Stored entries
— start —

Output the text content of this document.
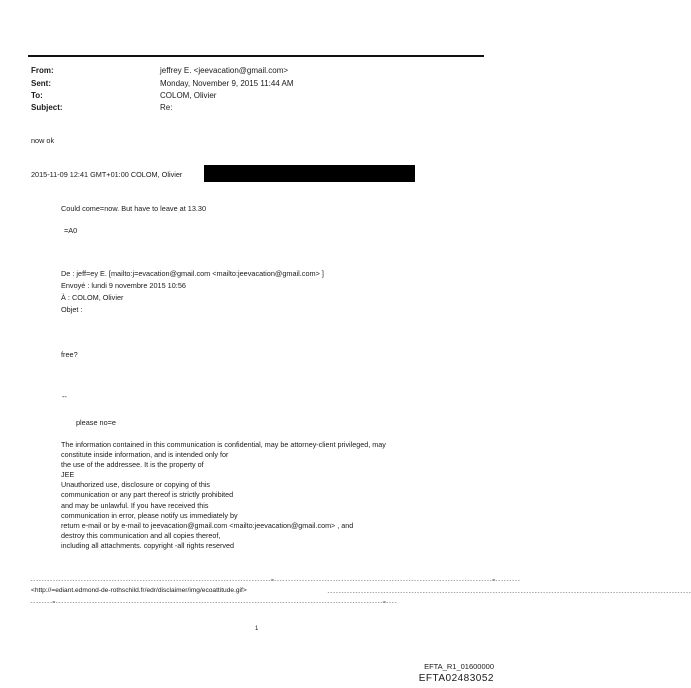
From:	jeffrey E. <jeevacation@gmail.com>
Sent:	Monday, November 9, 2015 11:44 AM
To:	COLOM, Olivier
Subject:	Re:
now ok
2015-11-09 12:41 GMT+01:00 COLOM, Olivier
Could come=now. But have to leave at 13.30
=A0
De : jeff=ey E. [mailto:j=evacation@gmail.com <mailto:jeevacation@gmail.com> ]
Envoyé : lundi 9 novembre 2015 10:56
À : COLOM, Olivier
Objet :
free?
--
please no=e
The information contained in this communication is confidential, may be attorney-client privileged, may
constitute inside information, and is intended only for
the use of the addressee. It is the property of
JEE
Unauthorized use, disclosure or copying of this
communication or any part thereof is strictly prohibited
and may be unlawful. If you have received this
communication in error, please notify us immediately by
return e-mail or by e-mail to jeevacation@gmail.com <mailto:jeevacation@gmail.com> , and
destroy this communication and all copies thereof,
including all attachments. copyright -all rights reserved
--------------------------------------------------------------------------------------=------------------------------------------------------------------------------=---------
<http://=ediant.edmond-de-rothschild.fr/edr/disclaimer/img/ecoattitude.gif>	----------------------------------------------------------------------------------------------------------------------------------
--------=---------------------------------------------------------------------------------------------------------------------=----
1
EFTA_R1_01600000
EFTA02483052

— end —

▶ _WORK INSTRUCTIONS_: Tally the lines in the records above that contain the word "information", and give only that number.

▶ _RESULT OF THE EXERCISE_: 2